_REQUIRED WORK:_ Retype the data below without altering anything.

_RECORDS PROVIDED:_
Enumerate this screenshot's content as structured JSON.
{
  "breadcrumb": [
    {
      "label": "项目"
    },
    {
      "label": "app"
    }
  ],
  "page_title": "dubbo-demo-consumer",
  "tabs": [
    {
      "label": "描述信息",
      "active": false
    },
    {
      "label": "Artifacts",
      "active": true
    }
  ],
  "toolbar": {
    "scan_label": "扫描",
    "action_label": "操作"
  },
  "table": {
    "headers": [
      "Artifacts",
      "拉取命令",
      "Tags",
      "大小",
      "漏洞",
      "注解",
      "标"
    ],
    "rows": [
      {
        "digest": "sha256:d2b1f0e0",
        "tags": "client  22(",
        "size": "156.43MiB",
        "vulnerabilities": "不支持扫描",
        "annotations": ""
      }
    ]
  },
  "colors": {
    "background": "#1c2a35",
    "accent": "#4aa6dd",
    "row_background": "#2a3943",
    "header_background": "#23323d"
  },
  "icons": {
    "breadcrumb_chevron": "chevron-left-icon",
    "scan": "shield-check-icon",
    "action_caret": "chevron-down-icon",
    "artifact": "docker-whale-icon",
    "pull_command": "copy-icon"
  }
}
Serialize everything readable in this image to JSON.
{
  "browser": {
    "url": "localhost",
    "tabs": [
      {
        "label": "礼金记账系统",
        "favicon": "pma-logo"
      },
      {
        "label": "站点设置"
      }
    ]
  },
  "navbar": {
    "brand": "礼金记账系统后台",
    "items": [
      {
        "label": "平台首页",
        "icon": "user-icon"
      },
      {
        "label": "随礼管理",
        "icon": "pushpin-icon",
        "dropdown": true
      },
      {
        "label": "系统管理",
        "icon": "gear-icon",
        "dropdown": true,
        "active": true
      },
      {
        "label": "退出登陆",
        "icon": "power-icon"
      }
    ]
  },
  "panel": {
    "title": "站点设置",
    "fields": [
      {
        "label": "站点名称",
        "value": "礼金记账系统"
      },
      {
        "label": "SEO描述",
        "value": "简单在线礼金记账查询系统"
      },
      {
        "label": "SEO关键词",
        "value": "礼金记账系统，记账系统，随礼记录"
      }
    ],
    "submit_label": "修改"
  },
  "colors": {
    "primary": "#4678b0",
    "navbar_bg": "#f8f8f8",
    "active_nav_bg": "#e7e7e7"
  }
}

_ANSWER FOR THIS EXERCISE:_
Enumerate this screenshot's content as structured JSON.
{
  "breadcrumb": [
    {
      "label": "项目"
    },
    {
      "label": "app"
    }
  ],
  "page_title": "dubbo-demo-consumer",
  "tabs": [
    {
      "label": "描述信息",
      "active": false
    },
    {
      "label": "Artifacts",
      "active": true
    }
  ],
  "toolbar": {
    "scan_label": "扫描",
    "action_label": "操作"
  },
  "table": {
    "headers": [
      "Artifacts",
      "拉取命令",
      "Tags",
      "大小",
      "漏洞",
      "注解",
      "标"
    ],
    "rows": [
      {
        "digest": "sha256:d2b1f0e0",
        "tags": "client  22(",
        "size": "156.43MiB",
        "vulnerabilities": "不支持扫描",
        "annotations": ""
      }
    ]
  },
  "colors": {
    "background": "#1c2a35",
    "accent": "#4aa6dd",
    "row_background": "#2a3943",
    "header_background": "#23323d"
  },
  "icons": {
    "breadcrumb_chevron": "chevron-left-icon",
    "scan": "shield-check-icon",
    "action_caret": "chevron-down-icon",
    "artifact": "docker-whale-icon",
    "pull_command": "copy-icon"
  }
}
Serialize everything readable in this image to JSON.
{
  "browser": {
    "url": "localhost",
    "tabs": [
      {
        "label": "礼金记账系统",
        "favicon": "pma-logo"
      },
      {
        "label": "站点设置"
      }
    ]
  },
  "navbar": {
    "brand": "礼金记账系统后台",
    "items": [
      {
        "label": "平台首页",
        "icon": "user-icon"
      },
      {
        "label": "随礼管理",
        "icon": "pushpin-icon",
        "dropdown": true
      },
      {
        "label": "系统管理",
        "icon": "gear-icon",
        "dropdown": true,
        "active": true
      },
      {
        "label": "退出登陆",
        "icon": "power-icon"
      }
    ]
  },
  "panel": {
    "title": "站点设置",
    "fields": [
      {
        "label": "站点名称",
        "value": "礼金记账系统"
      },
      {
        "label": "SEO描述",
        "value": "简单在线礼金记账查询系统"
      },
      {
        "label": "SEO关键词",
        "value": "礼金记账系统，记账系统，随礼记录"
      }
    ],
    "submit_label": "修改"
  },
  "colors": {
    "primary": "#4678b0",
    "navbar_bg": "#f8f8f8",
    "active_nav_bg": "#e7e7e7"
  }
}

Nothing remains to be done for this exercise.